EXERCISE DETAILS:
Report the number of lines in these entries that contain "Högre". Write only the number.
## START DATA SHOWN
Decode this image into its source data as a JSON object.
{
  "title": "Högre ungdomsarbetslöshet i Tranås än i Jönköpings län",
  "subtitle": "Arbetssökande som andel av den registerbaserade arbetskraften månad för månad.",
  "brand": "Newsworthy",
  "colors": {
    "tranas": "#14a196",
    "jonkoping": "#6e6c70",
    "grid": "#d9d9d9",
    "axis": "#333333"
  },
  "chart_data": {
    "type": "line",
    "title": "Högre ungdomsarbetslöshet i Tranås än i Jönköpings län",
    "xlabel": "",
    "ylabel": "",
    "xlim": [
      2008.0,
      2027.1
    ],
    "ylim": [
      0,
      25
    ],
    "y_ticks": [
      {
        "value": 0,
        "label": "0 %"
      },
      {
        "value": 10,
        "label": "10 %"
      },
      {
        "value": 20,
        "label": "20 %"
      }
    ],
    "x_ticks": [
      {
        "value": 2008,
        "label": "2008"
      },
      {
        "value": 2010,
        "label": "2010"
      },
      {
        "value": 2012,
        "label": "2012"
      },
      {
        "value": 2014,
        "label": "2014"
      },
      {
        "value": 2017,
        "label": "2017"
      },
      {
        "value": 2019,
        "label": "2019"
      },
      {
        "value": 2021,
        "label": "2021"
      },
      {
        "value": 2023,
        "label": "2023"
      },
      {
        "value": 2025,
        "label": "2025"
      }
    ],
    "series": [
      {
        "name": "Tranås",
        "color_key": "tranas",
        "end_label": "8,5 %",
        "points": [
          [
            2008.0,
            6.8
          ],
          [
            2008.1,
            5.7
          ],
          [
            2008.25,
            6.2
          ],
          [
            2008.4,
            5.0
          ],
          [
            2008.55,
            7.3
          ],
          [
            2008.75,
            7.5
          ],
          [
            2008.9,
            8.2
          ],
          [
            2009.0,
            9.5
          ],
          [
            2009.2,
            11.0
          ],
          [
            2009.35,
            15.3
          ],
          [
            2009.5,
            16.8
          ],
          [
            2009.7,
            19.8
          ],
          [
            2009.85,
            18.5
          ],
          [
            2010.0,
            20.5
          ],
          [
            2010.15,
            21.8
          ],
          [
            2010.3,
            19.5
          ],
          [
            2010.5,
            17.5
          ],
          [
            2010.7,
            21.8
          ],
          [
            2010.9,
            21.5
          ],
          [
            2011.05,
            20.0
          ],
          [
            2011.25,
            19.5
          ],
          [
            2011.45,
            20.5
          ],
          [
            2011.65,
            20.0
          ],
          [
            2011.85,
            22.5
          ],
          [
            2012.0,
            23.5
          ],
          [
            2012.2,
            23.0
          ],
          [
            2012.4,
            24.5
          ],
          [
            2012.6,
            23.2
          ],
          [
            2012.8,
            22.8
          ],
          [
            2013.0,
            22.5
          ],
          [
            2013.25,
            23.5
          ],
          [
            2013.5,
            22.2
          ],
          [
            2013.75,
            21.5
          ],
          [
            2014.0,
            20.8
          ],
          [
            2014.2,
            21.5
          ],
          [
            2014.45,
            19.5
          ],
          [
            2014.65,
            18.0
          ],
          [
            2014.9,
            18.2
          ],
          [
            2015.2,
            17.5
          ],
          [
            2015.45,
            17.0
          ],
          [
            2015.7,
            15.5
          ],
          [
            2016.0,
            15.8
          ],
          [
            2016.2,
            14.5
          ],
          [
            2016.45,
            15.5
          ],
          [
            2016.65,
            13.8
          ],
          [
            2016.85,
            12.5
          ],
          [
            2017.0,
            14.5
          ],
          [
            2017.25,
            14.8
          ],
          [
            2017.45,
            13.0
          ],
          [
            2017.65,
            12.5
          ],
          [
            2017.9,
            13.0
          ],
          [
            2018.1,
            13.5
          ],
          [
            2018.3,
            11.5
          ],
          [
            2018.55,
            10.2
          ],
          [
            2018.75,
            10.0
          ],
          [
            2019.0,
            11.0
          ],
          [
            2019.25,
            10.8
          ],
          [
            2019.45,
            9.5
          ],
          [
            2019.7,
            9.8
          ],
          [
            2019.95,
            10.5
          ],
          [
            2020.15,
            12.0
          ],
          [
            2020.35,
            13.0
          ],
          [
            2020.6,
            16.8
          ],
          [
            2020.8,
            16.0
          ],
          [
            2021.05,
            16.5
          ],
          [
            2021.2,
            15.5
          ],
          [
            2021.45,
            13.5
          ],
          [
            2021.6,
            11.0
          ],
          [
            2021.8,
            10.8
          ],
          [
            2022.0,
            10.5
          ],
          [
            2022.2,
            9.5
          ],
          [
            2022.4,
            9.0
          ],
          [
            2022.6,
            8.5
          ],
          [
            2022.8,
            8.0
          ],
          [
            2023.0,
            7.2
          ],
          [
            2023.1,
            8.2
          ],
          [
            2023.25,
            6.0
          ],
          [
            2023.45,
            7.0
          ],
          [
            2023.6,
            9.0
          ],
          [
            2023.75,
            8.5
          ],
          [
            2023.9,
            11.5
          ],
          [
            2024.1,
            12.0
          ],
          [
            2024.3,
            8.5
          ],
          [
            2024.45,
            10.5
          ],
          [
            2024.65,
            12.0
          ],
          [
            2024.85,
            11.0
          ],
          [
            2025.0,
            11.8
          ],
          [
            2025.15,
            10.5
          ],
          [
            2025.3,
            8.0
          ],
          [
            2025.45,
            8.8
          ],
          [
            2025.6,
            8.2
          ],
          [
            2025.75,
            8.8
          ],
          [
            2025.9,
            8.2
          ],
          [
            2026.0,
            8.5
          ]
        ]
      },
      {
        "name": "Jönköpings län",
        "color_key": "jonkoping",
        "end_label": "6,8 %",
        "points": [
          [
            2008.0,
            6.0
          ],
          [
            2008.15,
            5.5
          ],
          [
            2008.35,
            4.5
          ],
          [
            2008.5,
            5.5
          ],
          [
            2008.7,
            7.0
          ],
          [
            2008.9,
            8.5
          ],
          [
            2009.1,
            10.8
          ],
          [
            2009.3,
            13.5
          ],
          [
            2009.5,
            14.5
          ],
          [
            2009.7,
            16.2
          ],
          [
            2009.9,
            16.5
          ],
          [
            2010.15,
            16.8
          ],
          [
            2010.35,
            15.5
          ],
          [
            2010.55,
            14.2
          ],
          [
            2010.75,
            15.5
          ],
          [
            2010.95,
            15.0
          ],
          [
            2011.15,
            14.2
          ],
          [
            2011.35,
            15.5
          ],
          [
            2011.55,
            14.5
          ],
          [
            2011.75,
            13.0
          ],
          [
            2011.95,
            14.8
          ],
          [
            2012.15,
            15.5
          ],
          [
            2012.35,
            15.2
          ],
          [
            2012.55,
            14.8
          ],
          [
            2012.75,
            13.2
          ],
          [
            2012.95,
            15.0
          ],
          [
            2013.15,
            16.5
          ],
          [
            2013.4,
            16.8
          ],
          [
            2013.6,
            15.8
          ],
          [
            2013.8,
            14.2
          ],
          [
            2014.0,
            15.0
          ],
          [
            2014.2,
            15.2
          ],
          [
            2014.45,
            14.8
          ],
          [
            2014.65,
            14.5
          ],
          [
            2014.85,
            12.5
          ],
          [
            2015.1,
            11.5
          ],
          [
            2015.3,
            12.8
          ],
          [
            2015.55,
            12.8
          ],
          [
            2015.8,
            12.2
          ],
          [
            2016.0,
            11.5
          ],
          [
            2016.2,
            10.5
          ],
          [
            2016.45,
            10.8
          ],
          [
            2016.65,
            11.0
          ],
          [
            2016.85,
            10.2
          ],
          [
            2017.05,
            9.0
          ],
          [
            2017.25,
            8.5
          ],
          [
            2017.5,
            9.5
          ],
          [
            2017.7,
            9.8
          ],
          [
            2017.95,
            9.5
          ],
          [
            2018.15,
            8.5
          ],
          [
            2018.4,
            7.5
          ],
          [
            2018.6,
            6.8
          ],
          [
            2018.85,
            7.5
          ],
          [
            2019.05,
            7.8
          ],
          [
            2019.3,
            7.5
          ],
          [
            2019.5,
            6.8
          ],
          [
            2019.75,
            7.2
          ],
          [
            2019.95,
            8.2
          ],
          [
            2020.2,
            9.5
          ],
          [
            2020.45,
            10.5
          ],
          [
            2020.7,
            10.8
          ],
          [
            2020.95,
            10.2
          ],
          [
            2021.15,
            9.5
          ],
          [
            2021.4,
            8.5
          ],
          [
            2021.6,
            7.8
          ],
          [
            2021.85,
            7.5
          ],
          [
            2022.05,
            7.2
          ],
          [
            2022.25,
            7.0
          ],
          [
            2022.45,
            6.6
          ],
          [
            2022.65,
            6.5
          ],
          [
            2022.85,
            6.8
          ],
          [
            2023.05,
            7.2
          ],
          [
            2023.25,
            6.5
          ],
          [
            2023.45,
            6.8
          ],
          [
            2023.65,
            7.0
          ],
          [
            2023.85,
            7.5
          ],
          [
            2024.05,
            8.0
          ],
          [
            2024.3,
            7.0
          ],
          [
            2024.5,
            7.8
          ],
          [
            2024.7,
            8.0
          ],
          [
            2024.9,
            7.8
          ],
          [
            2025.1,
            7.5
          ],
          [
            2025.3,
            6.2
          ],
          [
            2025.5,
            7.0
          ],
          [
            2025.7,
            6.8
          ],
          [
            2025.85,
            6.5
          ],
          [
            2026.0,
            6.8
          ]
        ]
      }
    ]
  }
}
## END DATA SHOWN
REPLY:
2